— GIVEN PROBLEM —
The exercise asks for every line of the data to be reproduced exactly.

--- PROVIDED DATA ---

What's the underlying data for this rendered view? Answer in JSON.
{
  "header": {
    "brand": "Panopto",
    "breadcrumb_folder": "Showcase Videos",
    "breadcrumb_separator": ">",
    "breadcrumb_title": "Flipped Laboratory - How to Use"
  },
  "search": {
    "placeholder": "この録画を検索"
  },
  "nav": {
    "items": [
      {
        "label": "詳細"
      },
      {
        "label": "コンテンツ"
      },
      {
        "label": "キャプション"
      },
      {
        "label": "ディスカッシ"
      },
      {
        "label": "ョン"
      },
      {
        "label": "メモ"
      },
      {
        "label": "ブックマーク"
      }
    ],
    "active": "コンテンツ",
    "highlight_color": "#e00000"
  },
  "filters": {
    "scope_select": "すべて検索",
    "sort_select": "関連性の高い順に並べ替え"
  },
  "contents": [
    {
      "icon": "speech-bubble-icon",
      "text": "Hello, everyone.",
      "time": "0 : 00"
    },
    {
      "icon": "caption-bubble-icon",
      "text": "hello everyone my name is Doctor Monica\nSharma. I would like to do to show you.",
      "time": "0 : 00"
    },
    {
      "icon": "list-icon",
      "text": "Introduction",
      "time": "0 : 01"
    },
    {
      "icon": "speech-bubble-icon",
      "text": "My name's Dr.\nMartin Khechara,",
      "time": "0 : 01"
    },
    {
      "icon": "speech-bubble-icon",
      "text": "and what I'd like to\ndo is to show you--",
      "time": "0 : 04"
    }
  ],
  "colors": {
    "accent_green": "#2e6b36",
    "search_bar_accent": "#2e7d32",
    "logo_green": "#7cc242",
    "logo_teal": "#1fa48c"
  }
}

---

— FINAL ANSWER —
What's the underlying data for this rendered view? Answer in JSON.
{
  "header": {
    "brand": "Panopto",
    "breadcrumb_folder": "Showcase Videos",
    "breadcrumb_separator": ">",
    "breadcrumb_title": "Flipped Laboratory - How to Use"
  },
  "search": {
    "placeholder": "この録画を検索"
  },
  "nav": {
    "items": [
      {
        "label": "詳細"
      },
      {
        "label": "コンテンツ"
      },
      {
        "label": "キャプション"
      },
      {
        "label": "ディスカッシ"
      },
      {
        "label": "ョン"
      },
      {
        "label": "メモ"
      },
      {
        "label": "ブックマーク"
      }
    ],
    "active": "コンテンツ",
    "highlight_color": "#e00000"
  },
  "filters": {
    "scope_select": "すべて検索",
    "sort_select": "関連性の高い順に並べ替え"
  },
  "contents": [
    {
      "icon": "speech-bubble-icon",
      "text": "Hello, everyone.",
      "time": "0 : 00"
    },
    {
      "icon": "caption-bubble-icon",
      "text": "hello everyone my name is Doctor Monica\nSharma. I would like to do to show you.",
      "time": "0 : 00"
    },
    {
      "icon": "list-icon",
      "text": "Introduction",
      "time": "0 : 01"
    },
    {
      "icon": "speech-bubble-icon",
      "text": "My name's Dr.\nMartin Khechara,",
      "time": "0 : 01"
    },
    {
      "icon": "speech-bubble-icon",
      "text": "and what I'd like to\ndo is to show you--",
      "time": "0 : 04"
    }
  ],
  "colors": {
    "accent_green": "#2e6b36",
    "search_bar_accent": "#2e7d32",
    "logo_green": "#7cc242",
    "logo_teal": "#1fa48c"
  }
}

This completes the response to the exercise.